== Data shown ==

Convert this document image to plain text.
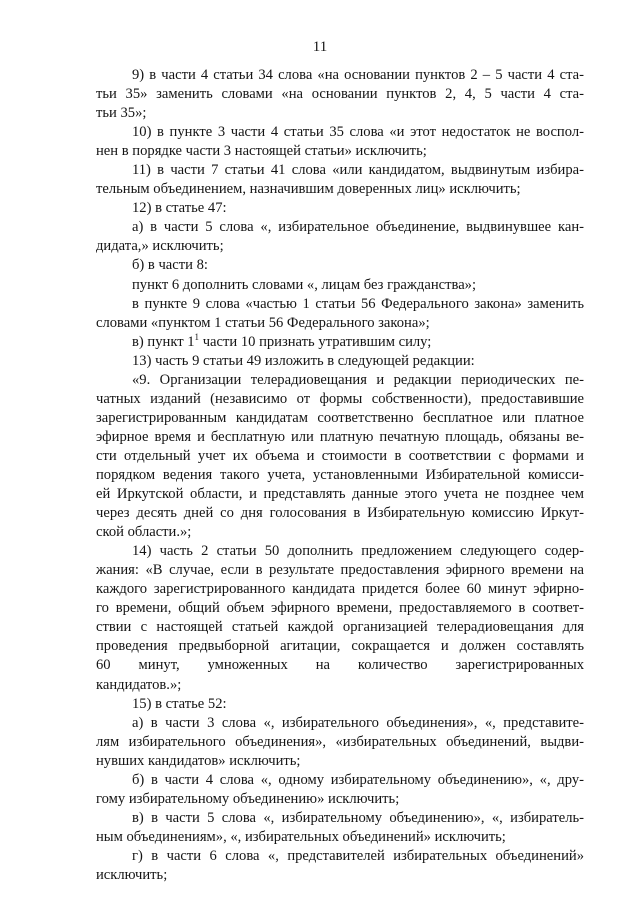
11
9) в части 4 статьи 34 слова «на основании пунктов 2 – 5 части 4 ста-
тьи 35» заменить словами «на основании пунктов 2, 4, 5 части 4 ста-
тьи 35»;
10) в пункте 3 части 4 статьи 35 слова «и этот недостаток не воспол-
нен в порядке части 3 настоящей статьи» исключить;
11) в части 7 статьи 41 слова «или кандидатом, выдвинутым избира-
тельным объединением, назначившим доверенных лиц» исключить;
12) в статье 47:
а) в части 5 слова «, избирательное объединение, выдвинувшее кан-
дидата,» исключить;
б) в части 8:
пункт 6 дополнить словами «, лицам без гражданства»;
в пункте 9 слова «частью 1 статьи 56 Федерального закона» заменить
словами «пунктом 1 статьи 56 Федерального закона»;
в) пункт $1^1$ части 10 признать утратившим силу;
13) часть 9 статьи 49 изложить в следующей редакции:
«9. Организации телерадиовещания и редакции периодических пе-
чатных изданий (независимо от формы собственности), предоставившие
зарегистрированным кандидатам соответственно бесплатное или платное
эфирное время и бесплатную или платную печатную площадь, обязаны ве-
сти отдельный учет их объема и стоимости в соответствии с формами и
порядком ведения такого учета, установленными Избирательной комисси-
ей Иркутской области, и представлять данные этого учета не позднее чем
через десять дней со дня голосования в Избирательную комиссию Иркут-
ской области.»;
14) часть 2 статьи 50 дополнить предложением следующего содер-
жания: «В случае, если в результате предоставления эфирного времени на
каждого зарегистрированного кандидата придется более 60 минут эфирно-
го времени, общий объем эфирного времени, предоставляемого в соответ-
ствии с настоящей статьей каждой организацией телерадиовещания для
проведения предвыборной агитации, сокращается и должен составлять
60 минут, умноженных на количество зарегистрированных
кандидатов.»;
15) в статье 52:
а) в части 3 слова «, избирательного объединения», «, представите-
лям избирательного объединения», «избирательных объединений, выдви-
нувших кандидатов» исключить;
б) в части 4 слова «, одному избирательному объединению», «, дру-
гому избирательному объединению» исключить;
в) в части 5 слова «, избирательному объединению», «, избиратель-
ным объединениям», «, избирательных объединений» исключить;
г) в части 6 слова «, представителей избирательных объединений»
исключить;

===

Lines containing "избирательному" are to be counted. State the total and add nothing.

**Response to this exercise**
3